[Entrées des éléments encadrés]
******************************
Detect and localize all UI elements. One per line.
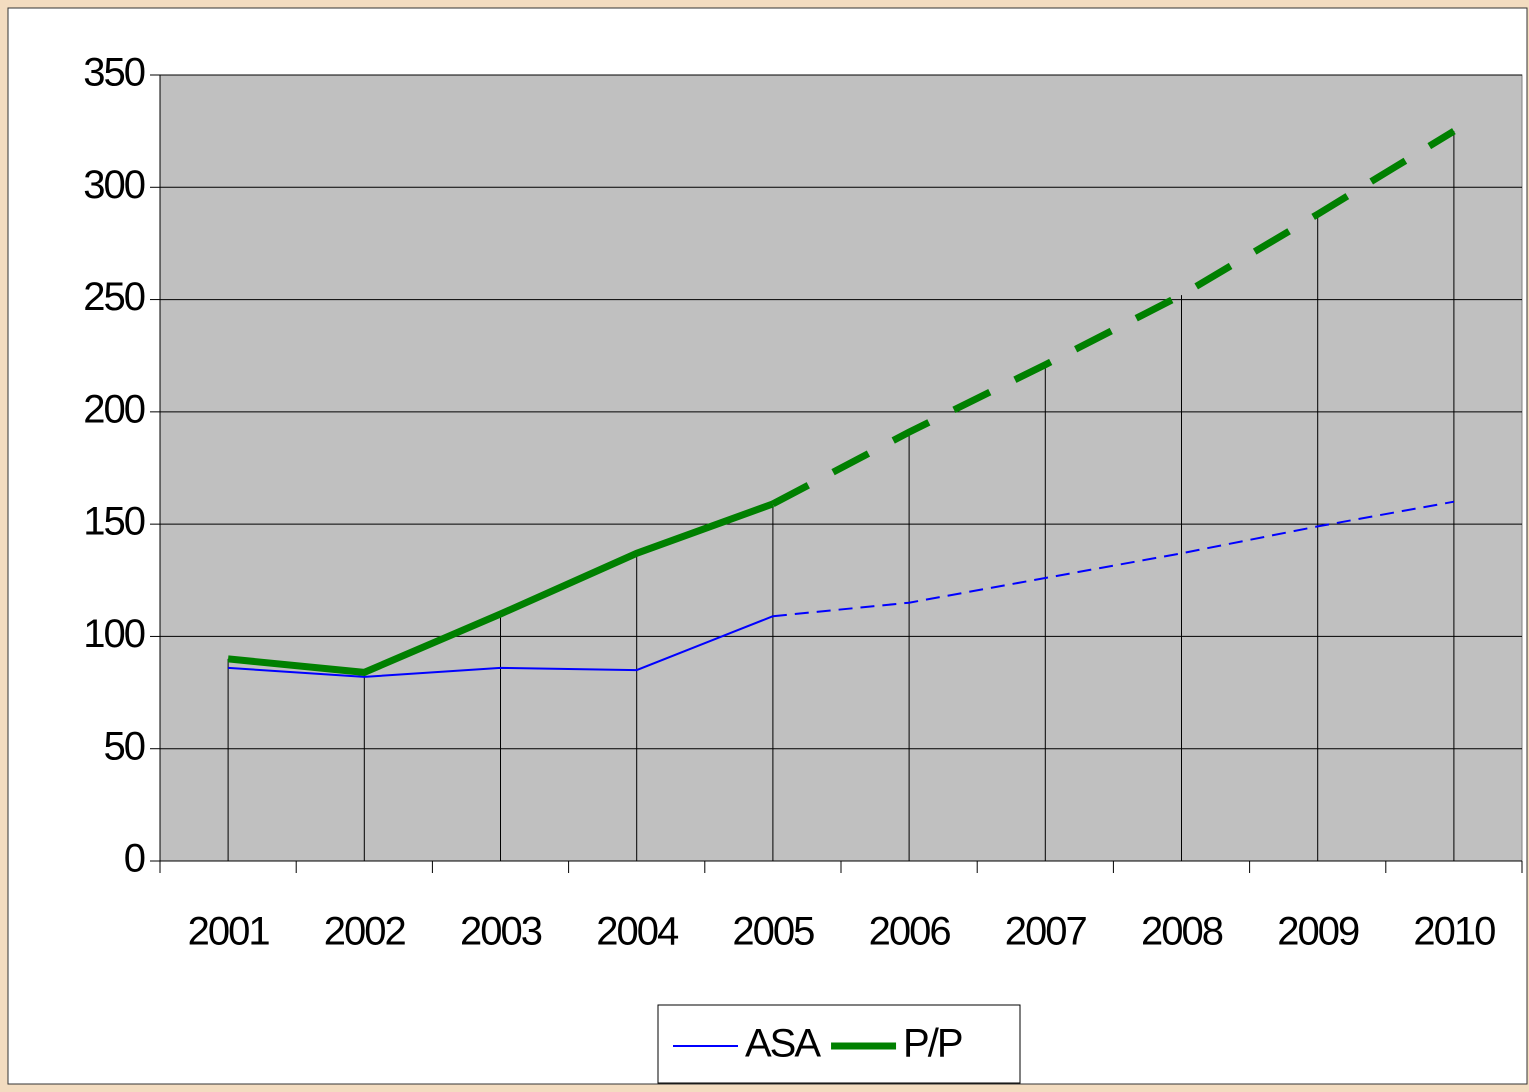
x-tick-label: 2005 bbox=[732, 910, 814, 954]
x-tick-label: 2008 bbox=[1141, 910, 1223, 954]
series-line bbox=[772, 500, 1455, 618]
x-tick-label: 2009 bbox=[1277, 910, 1359, 954]
y-tick-label: 150 bbox=[83, 500, 144, 544]
x-tick-label: 2006 bbox=[869, 910, 951, 954]
x-tick-label: 2003 bbox=[460, 910, 542, 954]
x-tick-label: 2002 bbox=[324, 910, 406, 954]
legend-label: ASA bbox=[745, 1022, 821, 1066]
legend: ASA P/P bbox=[657, 1004, 1021, 1084]
y-tick-label: 200 bbox=[83, 387, 144, 431]
y-tick-label: 100 bbox=[83, 612, 144, 656]
series-line bbox=[228, 615, 774, 678]
x-tick-label: 2007 bbox=[1005, 910, 1087, 954]
legend-label: P/P bbox=[903, 1022, 962, 1066]
series-line bbox=[227, 500, 775, 676]
x-tick-label: 2001 bbox=[188, 910, 270, 954]
y-tick-label: 250 bbox=[83, 275, 144, 319]
y-tick-label: 350 bbox=[83, 51, 144, 95]
series-line bbox=[771, 128, 1456, 507]
y-tick-label: 300 bbox=[83, 163, 144, 207]
x-tick-label: 2010 bbox=[1413, 910, 1495, 954]
y-tick-label: 50 bbox=[104, 724, 145, 768]
y-tick-label: 0 bbox=[124, 837, 145, 881]
x-tick-label: 2004 bbox=[596, 910, 679, 954]
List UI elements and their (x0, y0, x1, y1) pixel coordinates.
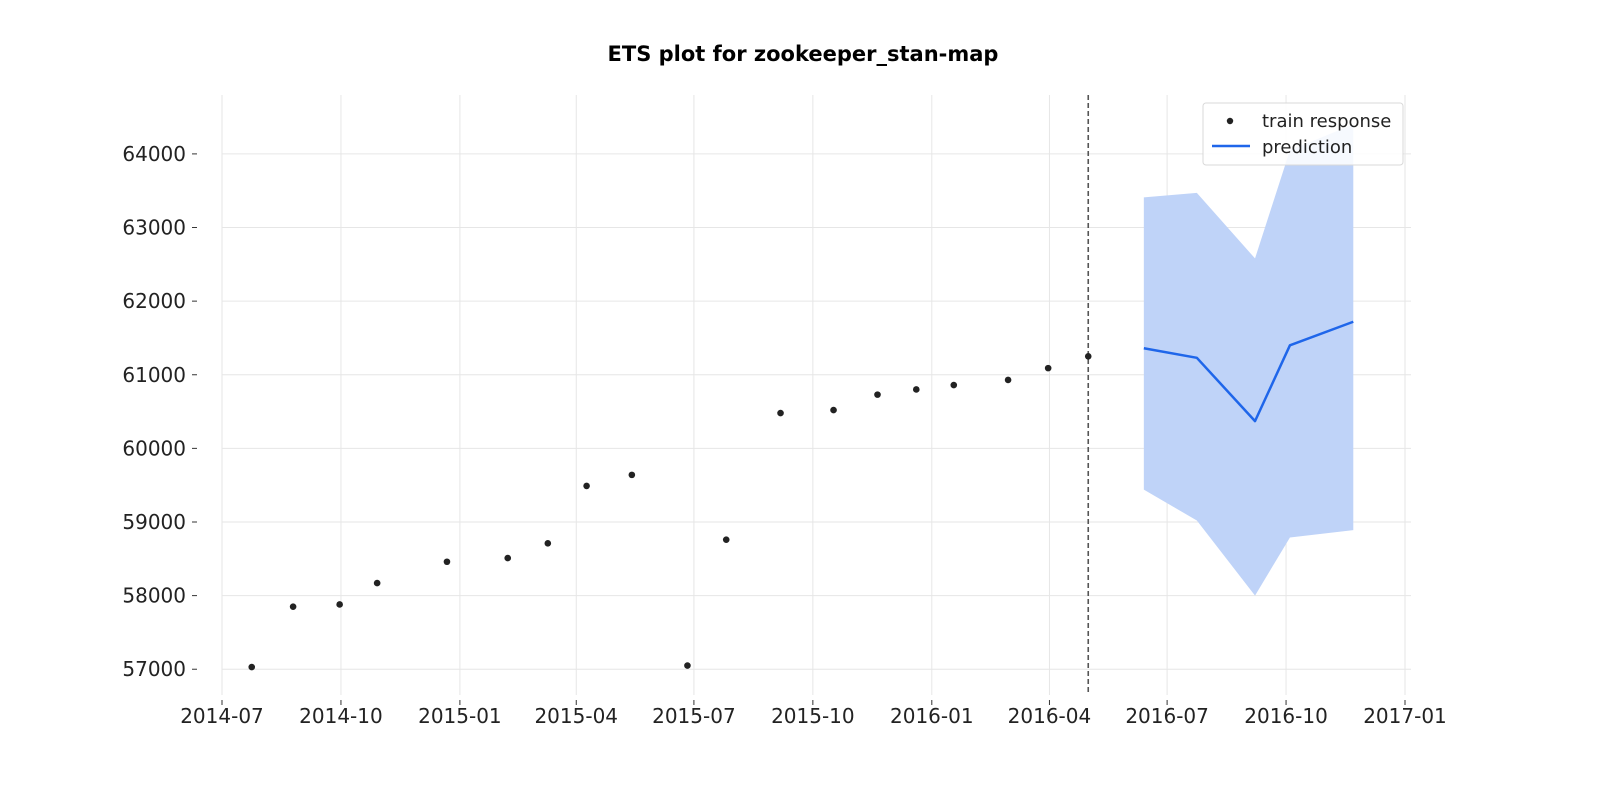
x-tick-label: 2014-10 (299, 704, 383, 728)
x-tick-label: 2015-10 (771, 704, 855, 728)
train-points-layer (248, 353, 1092, 671)
train-response-point (583, 482, 590, 490)
y-tick-label: 62000 (122, 289, 186, 313)
x-tick-label: 2017-01 (1363, 704, 1447, 728)
legend: train response prediction (1202, 102, 1404, 166)
train-response-point (289, 603, 297, 610)
y-tick-label: 64000 (122, 142, 186, 166)
legend-prediction-label: prediction (1262, 137, 1352, 158)
y-tick-label: 63000 (122, 216, 186, 240)
train-response-point (443, 558, 451, 566)
y-tick-label: 61000 (122, 363, 186, 387)
x-axis: 2014-07 2014-10 2015-01 2015-04 2015-07 2015-… (180, 700, 1447, 728)
x-tick-label: 2016-10 (1244, 704, 1328, 728)
train-response-point (874, 391, 881, 398)
x-tick-label: 2016-01 (890, 704, 974, 728)
y-tick-label: 58000 (122, 584, 186, 608)
legend-train-label: train response (1262, 111, 1391, 132)
y-tick-label: 60000 (122, 436, 186, 460)
train-response-point (684, 662, 691, 669)
x-tick-label: 2015-04 (534, 704, 618, 728)
train-response-point (830, 406, 837, 414)
train-response-point (336, 601, 343, 608)
prediction-line-layer (1143, 320, 1354, 423)
x-tick-label: 2016-07 (1125, 704, 1209, 728)
prediction-line (1143, 320, 1354, 423)
train-response-point (373, 579, 381, 587)
x-tick-label: 2015-01 (418, 704, 502, 728)
x-tick-label: 2014-07 (180, 704, 264, 728)
legend-train-marker (1226, 117, 1234, 125)
prediction-interval-layer (1143, 124, 1354, 596)
train-response-point (628, 471, 636, 479)
train-response-point (504, 554, 512, 562)
train-response-point (544, 540, 552, 547)
train-response-point (1084, 353, 1092, 360)
train-response-point (950, 381, 958, 389)
train-response-point (777, 409, 784, 417)
x-tick-label: 2015-07 (652, 704, 736, 728)
train-response-point (1004, 376, 1012, 384)
train-response-point (1044, 364, 1052, 372)
train-response-point (248, 663, 256, 671)
x-tick-label: 2016-04 (1008, 704, 1092, 728)
prediction-interval-band (1143, 124, 1354, 596)
y-axis: 57000 58000 59000 60000 61000 62000 63000 64000 (122, 142, 197, 681)
y-tick-label: 57000 (122, 657, 186, 681)
train-response-point (722, 536, 730, 543)
legend-box (1202, 102, 1404, 166)
y-tick-label: 59000 (122, 510, 186, 534)
train-response-point (912, 386, 920, 393)
chart-title: ETS plot for zookeeper_stan-map (608, 42, 999, 66)
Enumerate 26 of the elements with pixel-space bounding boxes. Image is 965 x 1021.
******************************
Exercice écrit | Transforme toutes les lignes ci-dessus en une liste JSON de chaînes, à raison d'une chaîne par ligne et sans les lignes vides. N'inclus pas les images dans la réponse.

Résultat final |
[
  "Detect and localize all UI elements. One per line.",
  "x-tick-label: 2005 bbox=[732, 910, 814, 954]",
  "x-tick-label: 2008 bbox=[1141, 910, 1223, 954]",
  "series-line bbox=[772, 500, 1455, 618]",
  "x-tick-label: 2009 bbox=[1277, 910, 1359, 954]",
  "y-tick-label: 150 bbox=[83, 500, 144, 544]",
  "x-tick-label: 2006 bbox=[869, 910, 951, 954]",
  "x-tick-label: 2003 bbox=[460, 910, 542, 954]",
  "x-tick-label: 2002 bbox=[324, 910, 406, 954]",
  "legend-label: ASA bbox=[745, 1022, 821, 1066]",
  "legend: ASA P/P bbox=[657, 1004, 1021, 1084]",
  "y-tick-label: 200 bbox=[83, 387, 144, 431]",
  "y-tick-label: 100 bbox=[83, 612, 144, 656]",
  "series-line bbox=[228, 615, 774, 678]",
  "x-tick-label: 2007 bbox=[1005, 910, 1087, 954]",
  "legend-label: P/P bbox=[903, 1022, 962, 1066]",
  "series-line bbox=[227, 500, 775, 676]",
  "x-tick-label: 2001 bbox=[188, 910, 270, 954]",
  "y-tick-label: 250 bbox=[83, 275, 144, 319]",
  "y-tick-label: 350 bbox=[83, 51, 144, 95]",
  "series-line bbox=[771, 128, 1456, 507]",
  "y-tick-label: 300 bbox=[83, 163, 144, 207]",
  "x-tick-label: 2010 bbox=[1413, 910, 1495, 954]",
  "y-tick-label: 50 bbox=[104, 724, 145, 768]",
  "y-tick-label: 0 bbox=[124, 837, 145, 881]",
  "x-tick-label: 2004 bbox=[596, 910, 679, 954]",
  "List UI elements and their (x0, y0, x1, y1) pixel coordinates.",
  "x-tick-label: 2014-10 (299, 704, 383, 728)",
  "x-tick-label: 2015-10 (771, 704, 855, 728)",
  "train-points-layer (248, 353, 1092, 671)",
  "train-response-point (583, 482, 590, 490)",
  "y-tick-label: 62000 (122, 289, 186, 313)",
  "x-tick-label: 2017-01 (1363, 704, 1447, 728)",
  "legend: train response prediction (1202, 102, 1404, 166)",
  "train-response-point (289, 603, 297, 610)",
  "y-tick-label: 64000 (122, 142, 186, 166)",
  "legend-prediction-label: prediction (1262, 137, 1352, 158)",
  "y-tick-label: 63000 (122, 216, 186, 240)",
  "train-response-point (443, 558, 451, 566)",
  "y-tick-label: 61000 (122, 363, 186, 387)",
  "x-axis: 2014-07 2014-10 2015-01 2015-04 2015-07 2015-… (180, 700, 1447, 728)",
  "x-tick-label: 2016-10 (1244, 704, 1328, 728)",
  "train-response-point (874, 391, 881, 398)",
  "x-tick-label: 2016-01 (890, 704, 974, 728)",
  "y-tick-label: 58000 (122, 584, 186, 608)",
  "legend-train-label: train response (1262, 111, 1391, 132)",
  "y-tick-label: 60000 (122, 436, 186, 460)",
  "train-response-point (684, 662, 691, 669)",
  "x-tick-label: 2015-04 (534, 704, 618, 728)",
  "train-response-point (830, 406, 837, 414)",
  "train-response-point (336, 601, 343, 608)",
  "prediction-line-layer (1143, 320, 1354, 423)",
  "x-tick-label: 2016-07 (1125, 704, 1209, 728)",
  "prediction-line (1143, 320, 1354, 423)",
  "train-response-point (373, 579, 381, 587)",
  "x-tick-label: 2015-01 (418, 704, 502, 728)",
  "x-tick-label: 2014-07 (180, 704, 264, 728)",
  "legend-train-marker (1226, 117, 1234, 125)",
  "prediction-interval-layer (1143, 124, 1354, 596)",
  "train-response-point (628, 471, 636, 479)",
  "train-response-point (504, 554, 512, 562)",
  "train-response-point (544, 540, 552, 547)",
  "train-response-point (1084, 353, 1092, 360)",
  "train-response-point (950, 381, 958, 389)",
  "train-response-point (777, 409, 784, 417)",
  "x-tick-label: 2015-07 (652, 704, 736, 728)",
  "train-response-point (1004, 376, 1012, 384)",
  "train-response-point (1044, 364, 1052, 372)",
  "train-response-point (248, 663, 256, 671)",
  "x-tick-label: 2016-04 (1008, 704, 1092, 728)",
  "prediction-interval-band (1143, 124, 1354, 596)",
  "y-axis: 57000 58000 59000 60000 61000 62000 63000 64000 (122, 142, 197, 681)",
  "y-tick-label: 57000 (122, 657, 186, 681)",
  "train-response-point (722, 536, 730, 543)",
  "legend-box (1202, 102, 1404, 166)",
  "y-tick-label: 59000 (122, 510, 186, 534)",
  "train-response-point (912, 386, 920, 393)",
  "chart-title: ETS plot for zookeeper_stan-map (608, 42, 999, 66)",
  "Enumerate 26 of the elements with pixel-space bounding boxes. Image is 965 x 1021."
]